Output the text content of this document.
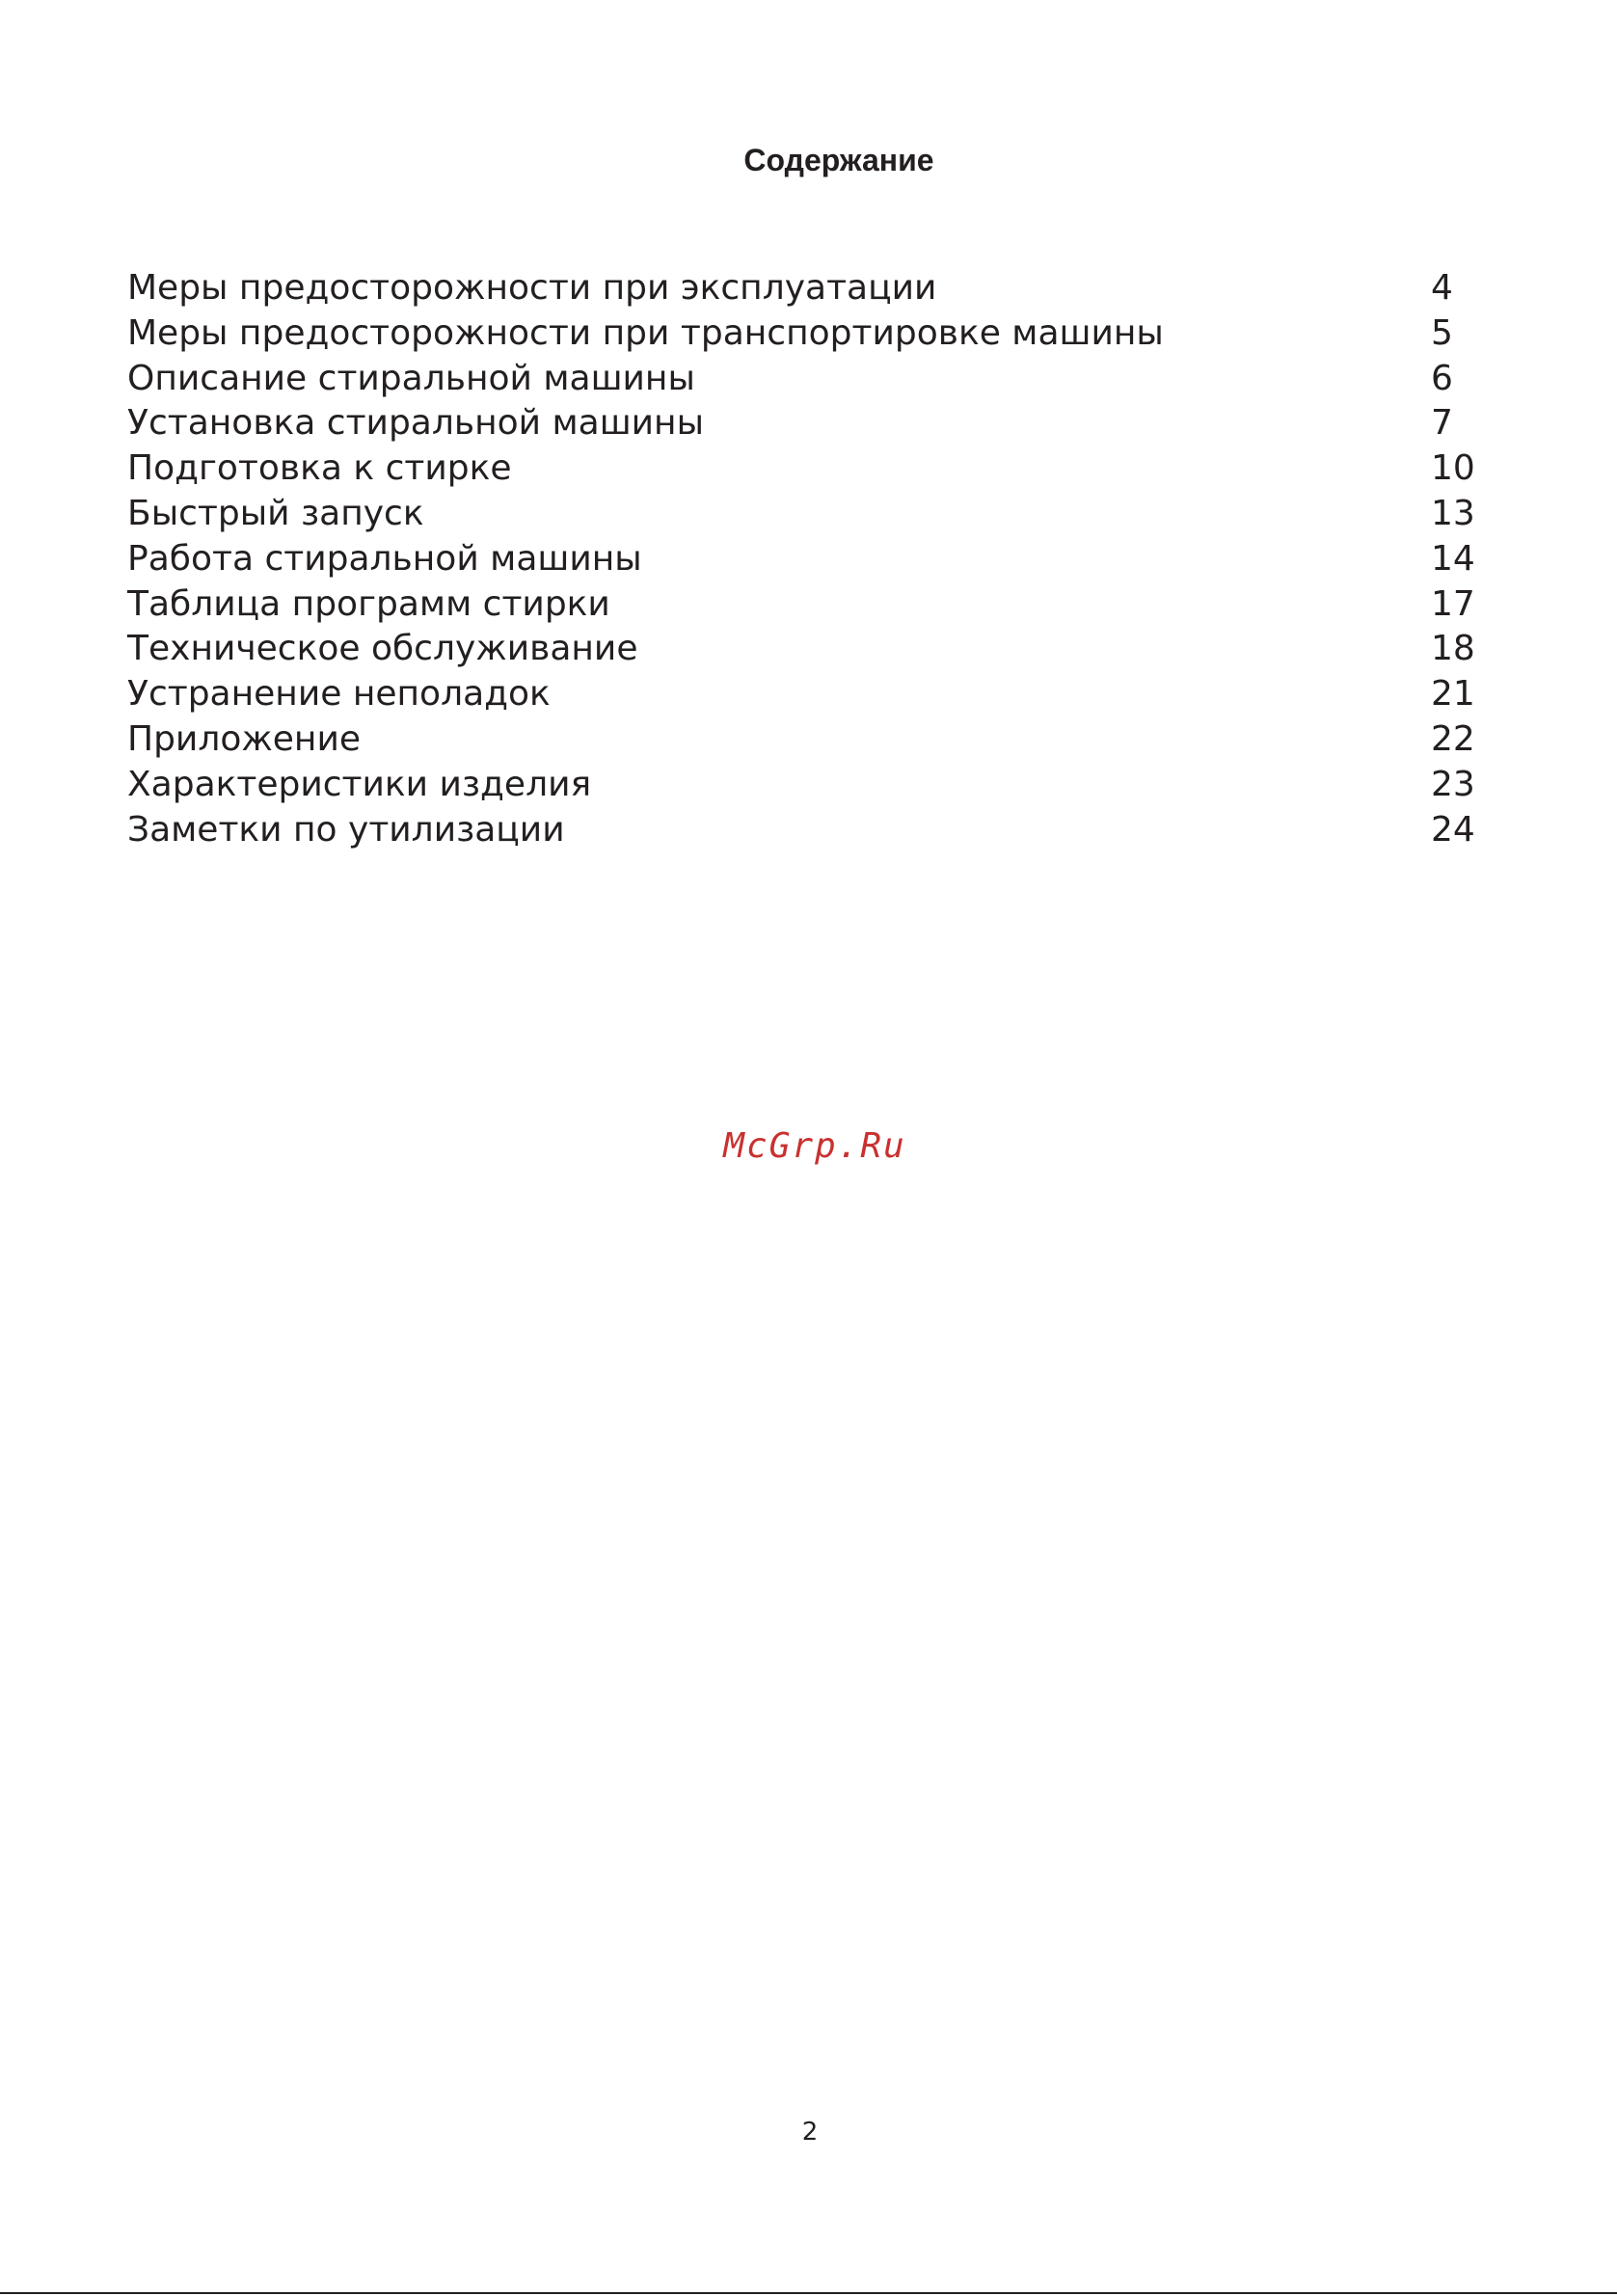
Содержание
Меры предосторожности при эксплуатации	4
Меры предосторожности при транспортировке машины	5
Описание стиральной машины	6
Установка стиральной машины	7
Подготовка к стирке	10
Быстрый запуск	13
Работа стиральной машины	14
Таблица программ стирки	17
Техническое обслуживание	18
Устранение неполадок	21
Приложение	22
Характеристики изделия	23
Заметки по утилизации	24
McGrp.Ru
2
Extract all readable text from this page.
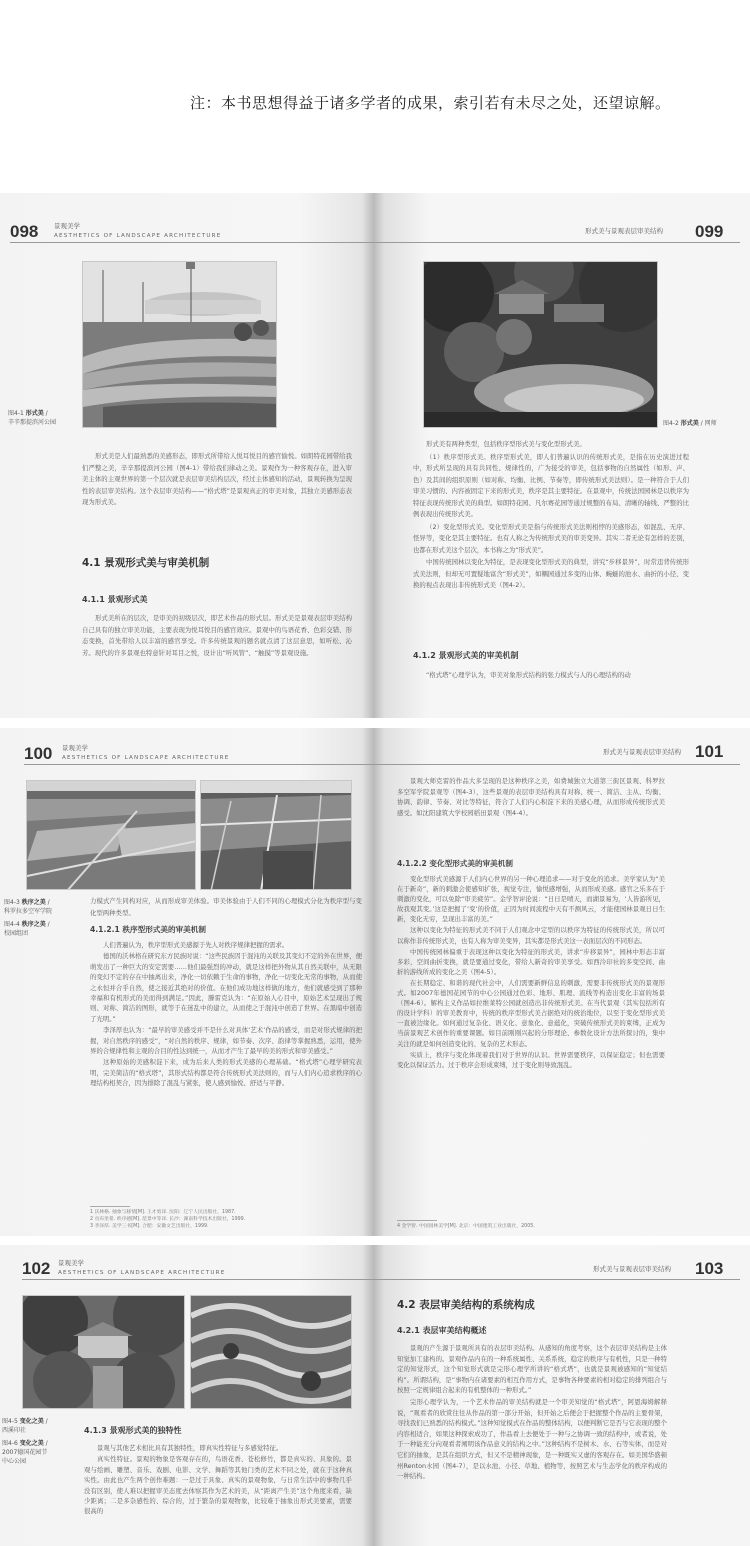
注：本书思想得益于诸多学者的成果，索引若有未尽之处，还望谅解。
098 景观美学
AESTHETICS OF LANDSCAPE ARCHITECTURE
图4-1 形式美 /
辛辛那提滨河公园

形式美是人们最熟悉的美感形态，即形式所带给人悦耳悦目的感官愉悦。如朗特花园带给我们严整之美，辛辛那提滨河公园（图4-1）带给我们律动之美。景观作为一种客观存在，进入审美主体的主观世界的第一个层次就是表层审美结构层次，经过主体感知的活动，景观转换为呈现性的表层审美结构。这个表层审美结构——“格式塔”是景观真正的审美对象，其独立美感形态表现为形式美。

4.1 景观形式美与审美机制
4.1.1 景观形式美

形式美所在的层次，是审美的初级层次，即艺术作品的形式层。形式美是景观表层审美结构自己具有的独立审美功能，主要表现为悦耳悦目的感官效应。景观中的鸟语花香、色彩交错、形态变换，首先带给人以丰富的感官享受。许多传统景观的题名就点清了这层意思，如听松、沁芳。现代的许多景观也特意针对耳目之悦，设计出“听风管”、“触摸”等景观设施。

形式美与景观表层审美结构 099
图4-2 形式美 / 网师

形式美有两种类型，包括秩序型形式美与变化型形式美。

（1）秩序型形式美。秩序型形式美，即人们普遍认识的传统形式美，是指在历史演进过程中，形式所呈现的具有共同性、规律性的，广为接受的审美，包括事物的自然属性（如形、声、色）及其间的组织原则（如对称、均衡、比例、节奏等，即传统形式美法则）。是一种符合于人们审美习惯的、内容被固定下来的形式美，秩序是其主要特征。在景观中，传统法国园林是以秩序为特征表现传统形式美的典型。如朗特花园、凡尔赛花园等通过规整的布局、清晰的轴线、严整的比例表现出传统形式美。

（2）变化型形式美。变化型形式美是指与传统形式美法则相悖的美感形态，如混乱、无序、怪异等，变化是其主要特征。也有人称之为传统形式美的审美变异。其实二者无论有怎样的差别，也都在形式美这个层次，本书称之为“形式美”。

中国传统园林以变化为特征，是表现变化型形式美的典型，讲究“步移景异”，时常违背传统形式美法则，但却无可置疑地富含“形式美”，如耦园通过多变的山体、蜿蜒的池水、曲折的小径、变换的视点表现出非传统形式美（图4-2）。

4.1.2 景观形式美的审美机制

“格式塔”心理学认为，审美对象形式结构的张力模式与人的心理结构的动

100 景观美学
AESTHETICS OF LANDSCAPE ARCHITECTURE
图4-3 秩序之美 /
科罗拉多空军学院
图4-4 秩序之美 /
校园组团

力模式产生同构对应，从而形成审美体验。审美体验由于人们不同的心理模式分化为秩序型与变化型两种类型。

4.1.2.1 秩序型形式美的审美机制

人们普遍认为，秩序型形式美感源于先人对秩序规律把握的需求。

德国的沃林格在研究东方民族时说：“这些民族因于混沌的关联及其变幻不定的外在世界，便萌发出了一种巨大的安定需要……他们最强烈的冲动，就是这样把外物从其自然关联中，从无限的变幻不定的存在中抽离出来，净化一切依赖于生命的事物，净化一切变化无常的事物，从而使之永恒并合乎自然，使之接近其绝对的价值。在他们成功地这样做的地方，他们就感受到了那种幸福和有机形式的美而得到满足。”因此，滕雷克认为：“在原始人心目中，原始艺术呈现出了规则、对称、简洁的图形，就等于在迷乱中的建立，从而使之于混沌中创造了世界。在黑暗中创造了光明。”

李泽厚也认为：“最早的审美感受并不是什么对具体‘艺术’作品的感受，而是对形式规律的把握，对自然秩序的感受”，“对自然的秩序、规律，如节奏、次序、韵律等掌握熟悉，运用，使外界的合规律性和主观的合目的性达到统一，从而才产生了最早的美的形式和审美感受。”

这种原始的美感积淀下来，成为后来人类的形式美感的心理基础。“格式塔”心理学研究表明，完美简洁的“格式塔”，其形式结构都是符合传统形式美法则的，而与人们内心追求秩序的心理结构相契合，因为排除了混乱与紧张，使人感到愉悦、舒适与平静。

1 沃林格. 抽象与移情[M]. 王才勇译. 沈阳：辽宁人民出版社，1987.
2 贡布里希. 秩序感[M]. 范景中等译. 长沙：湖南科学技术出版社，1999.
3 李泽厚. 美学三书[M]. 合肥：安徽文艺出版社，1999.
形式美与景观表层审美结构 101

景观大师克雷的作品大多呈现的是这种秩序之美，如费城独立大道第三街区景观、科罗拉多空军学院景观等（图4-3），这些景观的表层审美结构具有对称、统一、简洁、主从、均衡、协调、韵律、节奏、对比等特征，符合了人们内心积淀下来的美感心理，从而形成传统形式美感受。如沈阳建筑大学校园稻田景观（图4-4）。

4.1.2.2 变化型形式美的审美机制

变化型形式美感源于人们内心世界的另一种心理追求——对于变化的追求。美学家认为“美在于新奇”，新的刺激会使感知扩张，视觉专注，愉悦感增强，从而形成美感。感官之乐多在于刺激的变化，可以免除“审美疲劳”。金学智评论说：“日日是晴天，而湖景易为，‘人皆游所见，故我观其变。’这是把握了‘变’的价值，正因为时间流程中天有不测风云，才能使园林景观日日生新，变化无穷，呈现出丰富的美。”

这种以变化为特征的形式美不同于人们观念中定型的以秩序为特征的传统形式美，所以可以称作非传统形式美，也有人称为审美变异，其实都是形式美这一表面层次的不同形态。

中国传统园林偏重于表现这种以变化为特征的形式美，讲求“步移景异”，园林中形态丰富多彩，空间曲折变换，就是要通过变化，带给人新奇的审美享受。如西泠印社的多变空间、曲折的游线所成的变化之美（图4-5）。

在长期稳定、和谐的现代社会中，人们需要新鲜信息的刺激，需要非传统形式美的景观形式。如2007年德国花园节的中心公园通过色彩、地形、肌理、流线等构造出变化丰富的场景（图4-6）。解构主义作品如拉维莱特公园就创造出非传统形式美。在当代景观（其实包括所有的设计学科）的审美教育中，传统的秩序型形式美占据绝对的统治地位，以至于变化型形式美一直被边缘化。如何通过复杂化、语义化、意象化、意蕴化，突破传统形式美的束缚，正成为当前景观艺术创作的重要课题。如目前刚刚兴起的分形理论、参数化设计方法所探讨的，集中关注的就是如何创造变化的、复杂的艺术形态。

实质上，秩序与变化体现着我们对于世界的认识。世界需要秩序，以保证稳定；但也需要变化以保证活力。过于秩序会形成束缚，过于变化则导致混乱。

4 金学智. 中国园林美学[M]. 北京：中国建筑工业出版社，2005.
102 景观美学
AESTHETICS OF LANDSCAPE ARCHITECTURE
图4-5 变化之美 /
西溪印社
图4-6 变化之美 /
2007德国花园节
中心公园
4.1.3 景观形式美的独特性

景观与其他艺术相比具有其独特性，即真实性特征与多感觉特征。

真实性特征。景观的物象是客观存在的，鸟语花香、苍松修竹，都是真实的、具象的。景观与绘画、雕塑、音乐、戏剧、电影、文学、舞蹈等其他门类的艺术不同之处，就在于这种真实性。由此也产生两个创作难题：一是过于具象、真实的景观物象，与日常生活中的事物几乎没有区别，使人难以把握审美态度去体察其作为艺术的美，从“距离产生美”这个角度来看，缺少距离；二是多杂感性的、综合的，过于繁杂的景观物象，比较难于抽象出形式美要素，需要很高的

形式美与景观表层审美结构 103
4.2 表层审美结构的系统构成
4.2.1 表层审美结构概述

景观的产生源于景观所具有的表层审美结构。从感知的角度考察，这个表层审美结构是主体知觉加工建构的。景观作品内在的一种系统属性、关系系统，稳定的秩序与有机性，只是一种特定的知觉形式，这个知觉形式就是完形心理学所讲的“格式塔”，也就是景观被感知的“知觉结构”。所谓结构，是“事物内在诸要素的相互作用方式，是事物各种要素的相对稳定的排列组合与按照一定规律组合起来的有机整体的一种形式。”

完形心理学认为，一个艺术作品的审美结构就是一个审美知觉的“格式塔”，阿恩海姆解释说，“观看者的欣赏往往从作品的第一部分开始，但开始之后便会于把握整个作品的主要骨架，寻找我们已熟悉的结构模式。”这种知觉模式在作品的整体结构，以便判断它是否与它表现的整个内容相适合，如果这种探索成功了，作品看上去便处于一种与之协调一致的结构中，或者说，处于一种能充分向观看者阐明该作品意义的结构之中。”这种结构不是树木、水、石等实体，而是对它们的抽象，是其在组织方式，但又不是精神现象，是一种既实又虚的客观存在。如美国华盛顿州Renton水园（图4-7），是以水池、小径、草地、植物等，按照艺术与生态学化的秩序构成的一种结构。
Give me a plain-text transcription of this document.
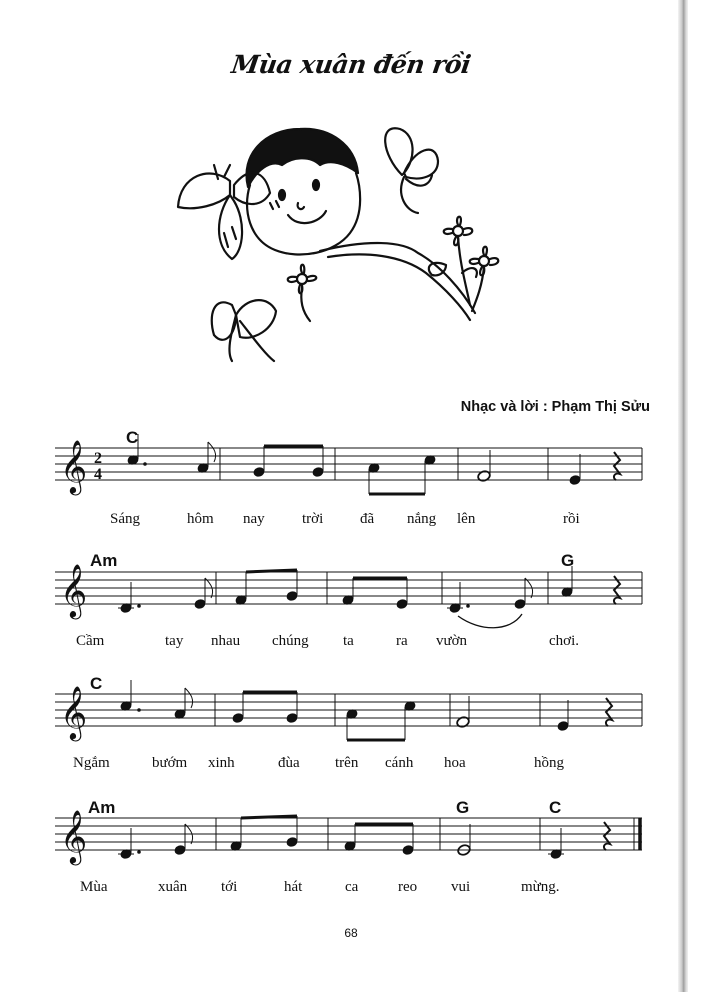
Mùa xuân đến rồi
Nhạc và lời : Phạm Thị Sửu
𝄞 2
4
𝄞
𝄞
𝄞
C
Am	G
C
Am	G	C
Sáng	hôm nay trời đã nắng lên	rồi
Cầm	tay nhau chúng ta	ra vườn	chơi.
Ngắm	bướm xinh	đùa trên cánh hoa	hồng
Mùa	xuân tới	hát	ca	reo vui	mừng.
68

══════════

→ Short task
Tally how many lines of the records hold the word "document". Answer with the number only.

→ In response
2